[Collected data entries]
******

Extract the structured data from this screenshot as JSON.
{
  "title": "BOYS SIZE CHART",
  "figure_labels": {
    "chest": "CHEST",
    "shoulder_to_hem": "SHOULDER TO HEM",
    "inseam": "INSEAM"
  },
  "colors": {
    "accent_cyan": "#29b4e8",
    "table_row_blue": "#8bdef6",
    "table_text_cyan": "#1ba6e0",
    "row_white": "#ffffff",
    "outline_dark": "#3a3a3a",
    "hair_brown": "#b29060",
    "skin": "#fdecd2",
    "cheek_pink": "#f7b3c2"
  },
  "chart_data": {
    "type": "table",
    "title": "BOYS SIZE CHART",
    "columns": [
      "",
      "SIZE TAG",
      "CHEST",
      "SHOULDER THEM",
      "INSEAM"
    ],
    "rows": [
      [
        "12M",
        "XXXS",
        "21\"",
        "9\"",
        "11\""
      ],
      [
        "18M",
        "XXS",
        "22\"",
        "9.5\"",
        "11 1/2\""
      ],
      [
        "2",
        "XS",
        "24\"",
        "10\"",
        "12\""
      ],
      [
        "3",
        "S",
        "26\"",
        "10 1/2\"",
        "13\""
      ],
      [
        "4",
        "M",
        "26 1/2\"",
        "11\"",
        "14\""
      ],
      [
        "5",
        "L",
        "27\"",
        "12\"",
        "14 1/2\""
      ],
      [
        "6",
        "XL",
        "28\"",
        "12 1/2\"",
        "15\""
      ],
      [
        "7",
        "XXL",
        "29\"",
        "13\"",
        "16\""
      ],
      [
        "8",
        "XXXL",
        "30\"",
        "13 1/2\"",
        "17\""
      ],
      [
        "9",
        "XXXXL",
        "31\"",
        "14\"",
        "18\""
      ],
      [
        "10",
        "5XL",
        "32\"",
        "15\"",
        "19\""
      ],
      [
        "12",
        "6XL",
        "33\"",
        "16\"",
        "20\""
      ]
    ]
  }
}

******

**GIVEN PROBLEM**
All of the data above should be transcribed exactly.

**TASK RESULT**
Extract the structured data from this screenshot as JSON.
{
  "title": "BOYS SIZE CHART",
  "figure_labels": {
    "chest": "CHEST",
    "shoulder_to_hem": "SHOULDER TO HEM",
    "inseam": "INSEAM"
  },
  "colors": {
    "accent_cyan": "#29b4e8",
    "table_row_blue": "#8bdef6",
    "table_text_cyan": "#1ba6e0",
    "row_white": "#ffffff",
    "outline_dark": "#3a3a3a",
    "hair_brown": "#b29060",
    "skin": "#fdecd2",
    "cheek_pink": "#f7b3c2"
  },
  "chart_data": {
    "type": "table",
    "title": "BOYS SIZE CHART",
    "columns": [
      "",
      "SIZE TAG",
      "CHEST",
      "SHOULDER THEM",
      "INSEAM"
    ],
    "rows": [
      [
        "12M",
        "XXXS",
        "21\"",
        "9\"",
        "11\""
      ],
      [
        "18M",
        "XXS",
        "22\"",
        "9.5\"",
        "11 1/2\""
      ],
      [
        "2",
        "XS",
        "24\"",
        "10\"",
        "12\""
      ],
      [
        "3",
        "S",
        "26\"",
        "10 1/2\"",
        "13\""
      ],
      [
        "4",
        "M",
        "26 1/2\"",
        "11\"",
        "14\""
      ],
      [
        "5",
        "L",
        "27\"",
        "12\"",
        "14 1/2\""
      ],
      [
        "6",
        "XL",
        "28\"",
        "12 1/2\"",
        "15\""
      ],
      [
        "7",
        "XXL",
        "29\"",
        "13\"",
        "16\""
      ],
      [
        "8",
        "XXXL",
        "30\"",
        "13 1/2\"",
        "17\""
      ],
      [
        "9",
        "XXXXL",
        "31\"",
        "14\"",
        "18\""
      ],
      [
        "10",
        "5XL",
        "32\"",
        "15\"",
        "19\""
      ],
      [
        "12",
        "6XL",
        "33\"",
        "16\"",
        "20\""
      ]
    ]
  }
}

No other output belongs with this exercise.